WHAT TO DO: Find every line in the records below that holds the word "selected" and copy it.

DATASET EXTRACT:
━━━

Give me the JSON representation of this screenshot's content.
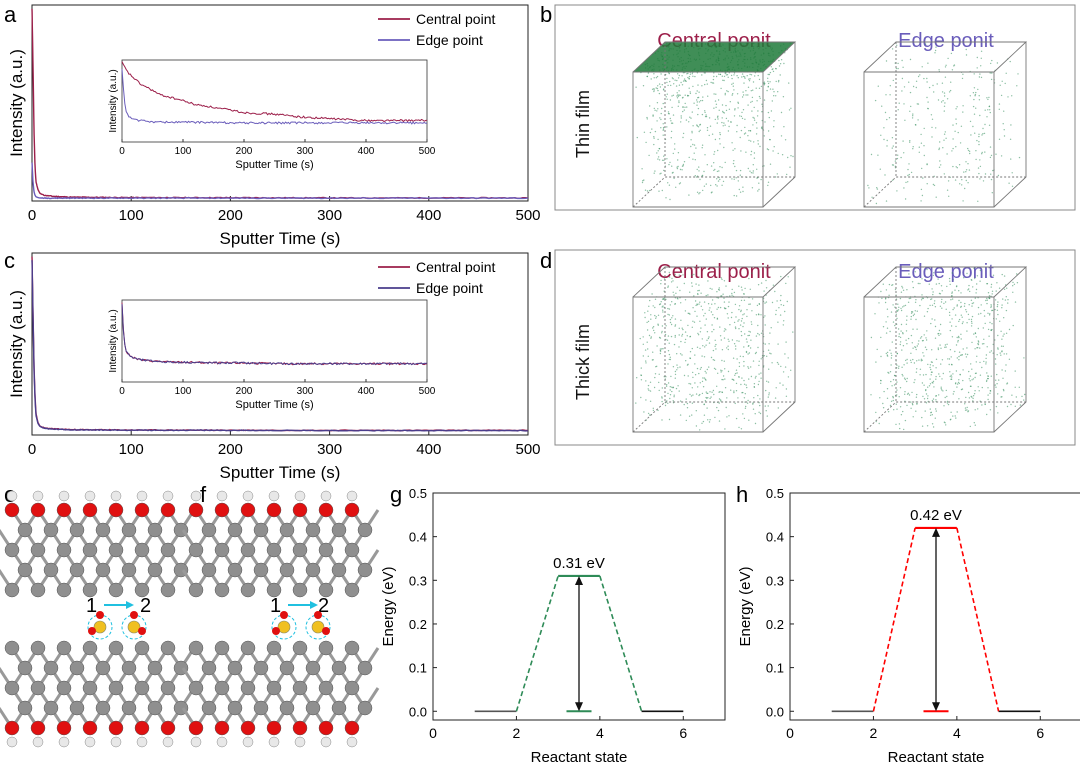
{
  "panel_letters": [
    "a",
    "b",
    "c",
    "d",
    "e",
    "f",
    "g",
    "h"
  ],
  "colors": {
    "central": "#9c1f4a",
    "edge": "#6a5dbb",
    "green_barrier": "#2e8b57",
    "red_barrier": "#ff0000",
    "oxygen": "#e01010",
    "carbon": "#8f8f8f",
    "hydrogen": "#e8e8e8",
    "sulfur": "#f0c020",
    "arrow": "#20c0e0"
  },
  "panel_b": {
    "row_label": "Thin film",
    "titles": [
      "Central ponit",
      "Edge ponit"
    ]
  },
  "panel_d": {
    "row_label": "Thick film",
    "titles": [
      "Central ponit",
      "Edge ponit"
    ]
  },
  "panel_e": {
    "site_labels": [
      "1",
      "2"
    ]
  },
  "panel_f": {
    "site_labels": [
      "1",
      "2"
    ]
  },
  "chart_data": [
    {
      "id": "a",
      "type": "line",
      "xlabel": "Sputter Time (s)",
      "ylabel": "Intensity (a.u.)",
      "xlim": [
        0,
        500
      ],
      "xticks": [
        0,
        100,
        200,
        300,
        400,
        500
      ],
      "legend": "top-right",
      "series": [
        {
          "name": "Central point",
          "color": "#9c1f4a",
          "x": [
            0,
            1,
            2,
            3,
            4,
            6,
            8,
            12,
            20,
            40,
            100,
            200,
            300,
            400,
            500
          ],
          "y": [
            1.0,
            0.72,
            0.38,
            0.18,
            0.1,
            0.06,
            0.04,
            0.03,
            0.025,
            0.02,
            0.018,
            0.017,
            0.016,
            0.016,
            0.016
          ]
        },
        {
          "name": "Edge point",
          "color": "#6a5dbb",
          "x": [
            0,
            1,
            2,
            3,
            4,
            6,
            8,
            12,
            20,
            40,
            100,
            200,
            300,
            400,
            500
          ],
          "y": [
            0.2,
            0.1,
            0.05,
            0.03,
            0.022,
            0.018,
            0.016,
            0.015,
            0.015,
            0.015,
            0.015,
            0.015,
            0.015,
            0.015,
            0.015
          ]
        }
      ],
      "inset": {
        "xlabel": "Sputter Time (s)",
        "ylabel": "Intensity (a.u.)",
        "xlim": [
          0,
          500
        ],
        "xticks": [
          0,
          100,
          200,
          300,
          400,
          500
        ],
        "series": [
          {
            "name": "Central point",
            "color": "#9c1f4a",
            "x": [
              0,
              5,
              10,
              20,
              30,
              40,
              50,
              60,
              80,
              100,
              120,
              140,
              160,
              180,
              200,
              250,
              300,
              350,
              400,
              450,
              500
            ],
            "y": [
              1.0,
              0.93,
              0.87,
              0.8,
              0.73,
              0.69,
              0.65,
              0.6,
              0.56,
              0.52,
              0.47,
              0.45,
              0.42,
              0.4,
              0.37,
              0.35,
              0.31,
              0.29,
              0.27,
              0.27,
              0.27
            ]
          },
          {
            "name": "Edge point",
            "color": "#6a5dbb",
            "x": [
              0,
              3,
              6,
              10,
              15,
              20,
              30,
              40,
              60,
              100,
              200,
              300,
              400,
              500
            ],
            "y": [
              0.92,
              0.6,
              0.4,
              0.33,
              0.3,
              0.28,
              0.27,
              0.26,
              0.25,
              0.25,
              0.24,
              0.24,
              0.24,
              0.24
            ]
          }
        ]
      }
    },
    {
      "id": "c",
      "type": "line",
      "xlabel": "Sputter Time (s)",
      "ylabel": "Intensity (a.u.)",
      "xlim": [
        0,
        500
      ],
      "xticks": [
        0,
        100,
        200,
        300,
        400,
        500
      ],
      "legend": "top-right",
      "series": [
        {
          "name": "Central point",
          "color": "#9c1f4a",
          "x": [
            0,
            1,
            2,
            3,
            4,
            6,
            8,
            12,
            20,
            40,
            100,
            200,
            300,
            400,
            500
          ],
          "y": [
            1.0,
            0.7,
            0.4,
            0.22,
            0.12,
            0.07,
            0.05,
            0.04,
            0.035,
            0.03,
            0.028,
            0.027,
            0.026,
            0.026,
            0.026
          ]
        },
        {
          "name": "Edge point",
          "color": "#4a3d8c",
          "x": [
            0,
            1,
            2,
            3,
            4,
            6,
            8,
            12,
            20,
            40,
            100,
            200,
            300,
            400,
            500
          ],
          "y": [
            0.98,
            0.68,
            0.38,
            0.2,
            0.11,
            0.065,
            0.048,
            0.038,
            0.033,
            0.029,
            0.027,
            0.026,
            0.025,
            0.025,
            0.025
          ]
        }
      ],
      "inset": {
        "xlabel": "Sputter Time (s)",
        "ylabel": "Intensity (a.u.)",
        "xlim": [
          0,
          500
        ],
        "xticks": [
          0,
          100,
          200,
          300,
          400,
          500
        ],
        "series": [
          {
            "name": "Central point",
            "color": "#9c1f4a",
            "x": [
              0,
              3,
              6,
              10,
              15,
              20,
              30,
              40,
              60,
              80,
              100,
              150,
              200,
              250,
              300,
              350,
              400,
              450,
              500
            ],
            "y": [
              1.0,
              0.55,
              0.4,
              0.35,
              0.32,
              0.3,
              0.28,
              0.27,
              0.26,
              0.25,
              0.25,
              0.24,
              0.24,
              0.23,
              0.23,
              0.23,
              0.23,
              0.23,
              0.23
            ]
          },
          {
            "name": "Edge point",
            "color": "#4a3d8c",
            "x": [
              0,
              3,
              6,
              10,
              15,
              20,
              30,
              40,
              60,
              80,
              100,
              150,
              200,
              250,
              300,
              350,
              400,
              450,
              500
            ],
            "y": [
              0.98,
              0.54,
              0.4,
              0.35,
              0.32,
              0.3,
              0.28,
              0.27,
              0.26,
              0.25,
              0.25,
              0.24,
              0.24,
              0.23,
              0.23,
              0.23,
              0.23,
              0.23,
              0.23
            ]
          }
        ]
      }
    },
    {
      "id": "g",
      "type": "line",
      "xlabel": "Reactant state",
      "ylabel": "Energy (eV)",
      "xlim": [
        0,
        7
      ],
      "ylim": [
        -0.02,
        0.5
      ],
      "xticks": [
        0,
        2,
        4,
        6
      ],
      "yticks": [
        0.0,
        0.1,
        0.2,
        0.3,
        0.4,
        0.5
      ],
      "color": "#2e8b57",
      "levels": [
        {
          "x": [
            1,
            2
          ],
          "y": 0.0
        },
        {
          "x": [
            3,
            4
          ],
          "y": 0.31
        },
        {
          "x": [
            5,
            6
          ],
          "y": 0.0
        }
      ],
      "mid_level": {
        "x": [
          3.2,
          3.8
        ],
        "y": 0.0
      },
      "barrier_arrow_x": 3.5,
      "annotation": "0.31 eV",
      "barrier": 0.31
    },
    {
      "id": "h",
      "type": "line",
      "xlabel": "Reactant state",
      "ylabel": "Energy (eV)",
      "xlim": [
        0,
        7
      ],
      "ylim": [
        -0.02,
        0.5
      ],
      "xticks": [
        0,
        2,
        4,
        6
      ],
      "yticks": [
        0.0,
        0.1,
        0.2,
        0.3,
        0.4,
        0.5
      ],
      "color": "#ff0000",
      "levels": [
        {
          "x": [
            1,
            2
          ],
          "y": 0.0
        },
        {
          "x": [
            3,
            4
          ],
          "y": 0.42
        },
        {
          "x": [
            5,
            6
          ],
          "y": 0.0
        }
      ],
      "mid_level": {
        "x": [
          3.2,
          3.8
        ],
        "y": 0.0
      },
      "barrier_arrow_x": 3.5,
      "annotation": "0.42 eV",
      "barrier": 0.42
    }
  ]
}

━━━

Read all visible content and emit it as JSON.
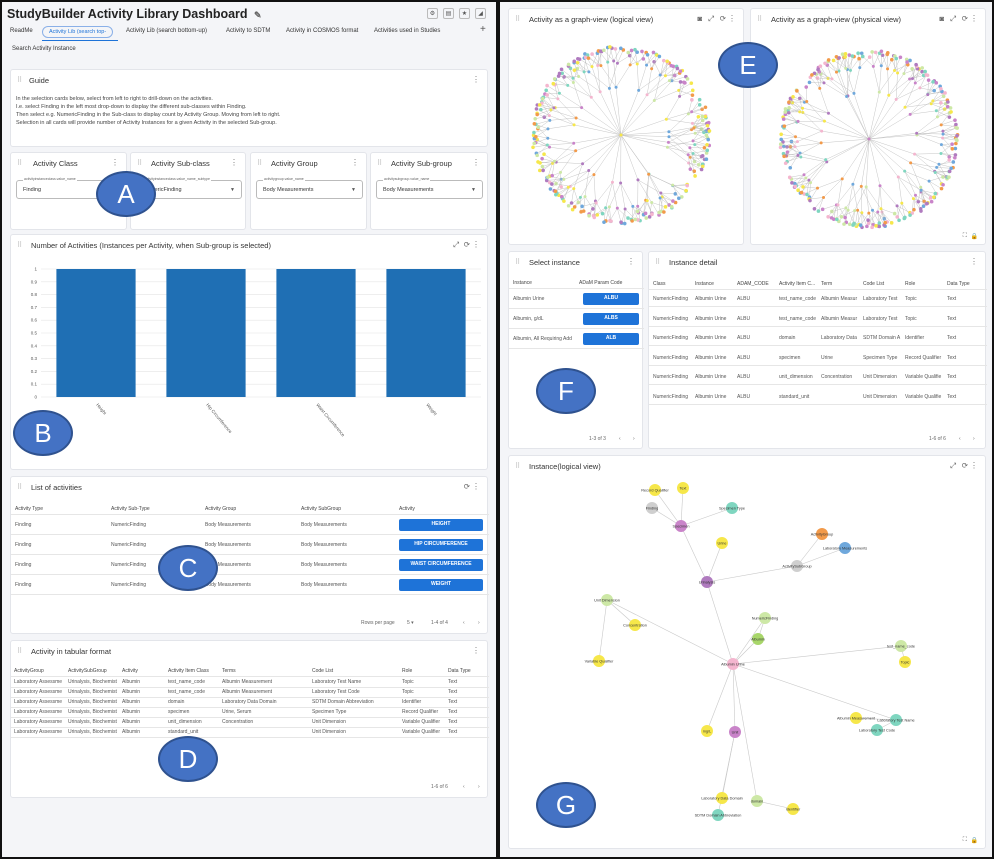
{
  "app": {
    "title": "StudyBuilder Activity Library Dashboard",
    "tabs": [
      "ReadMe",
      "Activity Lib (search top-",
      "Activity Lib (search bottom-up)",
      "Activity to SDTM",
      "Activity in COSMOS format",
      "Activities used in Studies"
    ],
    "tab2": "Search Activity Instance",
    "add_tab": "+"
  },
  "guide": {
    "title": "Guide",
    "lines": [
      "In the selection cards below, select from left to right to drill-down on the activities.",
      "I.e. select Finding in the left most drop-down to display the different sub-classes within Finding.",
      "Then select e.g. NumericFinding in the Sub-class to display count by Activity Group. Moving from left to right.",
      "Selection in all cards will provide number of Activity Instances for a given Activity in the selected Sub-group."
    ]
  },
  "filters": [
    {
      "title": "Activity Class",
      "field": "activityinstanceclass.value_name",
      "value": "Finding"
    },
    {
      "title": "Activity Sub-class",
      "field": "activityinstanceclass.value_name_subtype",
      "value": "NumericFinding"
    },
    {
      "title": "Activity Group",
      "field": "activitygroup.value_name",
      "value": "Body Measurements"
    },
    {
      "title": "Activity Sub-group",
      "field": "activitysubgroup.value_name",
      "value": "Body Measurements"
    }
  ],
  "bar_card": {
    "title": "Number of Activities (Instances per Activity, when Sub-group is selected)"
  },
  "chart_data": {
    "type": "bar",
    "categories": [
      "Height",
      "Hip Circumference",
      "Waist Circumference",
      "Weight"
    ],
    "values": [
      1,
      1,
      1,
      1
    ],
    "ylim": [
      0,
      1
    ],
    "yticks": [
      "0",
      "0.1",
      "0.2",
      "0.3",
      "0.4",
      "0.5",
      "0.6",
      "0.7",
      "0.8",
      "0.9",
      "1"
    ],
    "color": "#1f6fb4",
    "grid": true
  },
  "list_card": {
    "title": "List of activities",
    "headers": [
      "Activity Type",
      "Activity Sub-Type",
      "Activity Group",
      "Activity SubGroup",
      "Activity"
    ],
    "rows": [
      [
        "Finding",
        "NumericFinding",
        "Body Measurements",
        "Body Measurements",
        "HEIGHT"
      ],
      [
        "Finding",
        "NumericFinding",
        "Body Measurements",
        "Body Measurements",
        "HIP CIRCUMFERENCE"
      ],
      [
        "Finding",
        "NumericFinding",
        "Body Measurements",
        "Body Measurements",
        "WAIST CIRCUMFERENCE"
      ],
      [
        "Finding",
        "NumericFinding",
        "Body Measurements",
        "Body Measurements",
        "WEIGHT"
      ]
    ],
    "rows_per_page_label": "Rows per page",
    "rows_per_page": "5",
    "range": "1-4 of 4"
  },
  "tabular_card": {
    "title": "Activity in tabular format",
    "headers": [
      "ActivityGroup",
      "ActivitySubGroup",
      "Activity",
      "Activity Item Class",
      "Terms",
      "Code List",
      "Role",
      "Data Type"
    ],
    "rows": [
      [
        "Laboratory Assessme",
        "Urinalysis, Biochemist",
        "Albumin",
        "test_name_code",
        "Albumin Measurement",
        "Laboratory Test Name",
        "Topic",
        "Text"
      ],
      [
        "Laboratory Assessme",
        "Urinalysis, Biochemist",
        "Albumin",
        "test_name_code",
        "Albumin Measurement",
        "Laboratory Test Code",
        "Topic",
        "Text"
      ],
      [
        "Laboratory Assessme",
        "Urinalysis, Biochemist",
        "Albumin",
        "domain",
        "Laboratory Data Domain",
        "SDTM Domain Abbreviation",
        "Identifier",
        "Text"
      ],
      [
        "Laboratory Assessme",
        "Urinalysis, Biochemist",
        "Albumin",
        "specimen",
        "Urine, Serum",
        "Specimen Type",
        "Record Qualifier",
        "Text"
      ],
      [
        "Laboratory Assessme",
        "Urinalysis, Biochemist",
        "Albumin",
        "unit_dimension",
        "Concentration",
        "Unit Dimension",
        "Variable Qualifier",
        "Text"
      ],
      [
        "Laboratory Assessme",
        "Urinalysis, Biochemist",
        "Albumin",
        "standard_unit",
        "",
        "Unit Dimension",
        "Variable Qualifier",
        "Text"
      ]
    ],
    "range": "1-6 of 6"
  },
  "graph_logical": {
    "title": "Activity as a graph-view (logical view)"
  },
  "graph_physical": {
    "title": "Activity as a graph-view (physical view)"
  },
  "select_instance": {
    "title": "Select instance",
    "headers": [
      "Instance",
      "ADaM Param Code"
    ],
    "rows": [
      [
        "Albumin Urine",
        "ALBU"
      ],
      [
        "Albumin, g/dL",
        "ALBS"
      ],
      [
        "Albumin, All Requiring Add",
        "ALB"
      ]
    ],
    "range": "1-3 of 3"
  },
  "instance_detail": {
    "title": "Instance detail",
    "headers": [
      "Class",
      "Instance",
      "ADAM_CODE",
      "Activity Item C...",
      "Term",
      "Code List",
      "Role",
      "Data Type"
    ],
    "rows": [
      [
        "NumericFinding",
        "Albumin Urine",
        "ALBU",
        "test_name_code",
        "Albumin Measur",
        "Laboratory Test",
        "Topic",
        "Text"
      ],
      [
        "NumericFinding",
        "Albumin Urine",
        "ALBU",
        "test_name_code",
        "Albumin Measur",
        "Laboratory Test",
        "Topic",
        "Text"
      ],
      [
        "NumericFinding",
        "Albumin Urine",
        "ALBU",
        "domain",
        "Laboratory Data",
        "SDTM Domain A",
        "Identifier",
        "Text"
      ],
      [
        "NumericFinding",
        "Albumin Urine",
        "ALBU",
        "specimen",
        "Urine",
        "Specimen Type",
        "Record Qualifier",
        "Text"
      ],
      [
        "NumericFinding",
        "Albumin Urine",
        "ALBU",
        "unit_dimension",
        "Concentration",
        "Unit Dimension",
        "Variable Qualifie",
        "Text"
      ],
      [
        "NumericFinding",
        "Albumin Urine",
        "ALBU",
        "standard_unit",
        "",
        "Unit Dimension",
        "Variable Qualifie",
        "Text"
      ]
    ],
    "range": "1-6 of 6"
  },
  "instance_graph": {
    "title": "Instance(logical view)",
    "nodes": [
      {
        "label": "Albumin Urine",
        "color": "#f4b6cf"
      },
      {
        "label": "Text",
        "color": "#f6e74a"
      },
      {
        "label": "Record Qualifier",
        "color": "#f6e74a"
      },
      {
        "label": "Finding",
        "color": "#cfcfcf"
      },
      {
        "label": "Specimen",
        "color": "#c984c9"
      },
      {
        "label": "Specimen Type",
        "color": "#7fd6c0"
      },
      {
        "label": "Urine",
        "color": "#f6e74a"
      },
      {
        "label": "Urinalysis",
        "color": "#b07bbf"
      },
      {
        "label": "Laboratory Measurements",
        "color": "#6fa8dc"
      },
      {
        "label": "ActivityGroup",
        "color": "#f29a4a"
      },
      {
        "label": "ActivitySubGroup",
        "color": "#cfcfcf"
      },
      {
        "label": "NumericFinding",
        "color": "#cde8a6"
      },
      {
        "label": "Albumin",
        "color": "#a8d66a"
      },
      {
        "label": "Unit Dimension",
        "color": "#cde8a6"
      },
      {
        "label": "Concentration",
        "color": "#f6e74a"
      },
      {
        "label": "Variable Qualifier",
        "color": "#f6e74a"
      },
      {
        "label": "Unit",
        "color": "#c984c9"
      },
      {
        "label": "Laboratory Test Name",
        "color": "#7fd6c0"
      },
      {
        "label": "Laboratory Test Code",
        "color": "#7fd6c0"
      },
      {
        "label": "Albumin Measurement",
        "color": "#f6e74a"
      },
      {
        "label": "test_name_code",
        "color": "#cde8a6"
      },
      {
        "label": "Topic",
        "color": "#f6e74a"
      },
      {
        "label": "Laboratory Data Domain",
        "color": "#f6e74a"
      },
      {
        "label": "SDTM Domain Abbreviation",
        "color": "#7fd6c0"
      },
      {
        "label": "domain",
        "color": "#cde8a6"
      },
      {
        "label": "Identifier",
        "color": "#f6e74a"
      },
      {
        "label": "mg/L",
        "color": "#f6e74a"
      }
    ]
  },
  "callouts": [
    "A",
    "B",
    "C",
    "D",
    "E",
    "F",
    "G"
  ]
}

━━━

RESULT OF THE EXERCISE:
      "Selection in all cards will provide number of Activity Instances for a given Activity in the selected Sub-group."
    "title": "Number of Activities (Instances per Activity, when Sub-group is selected)"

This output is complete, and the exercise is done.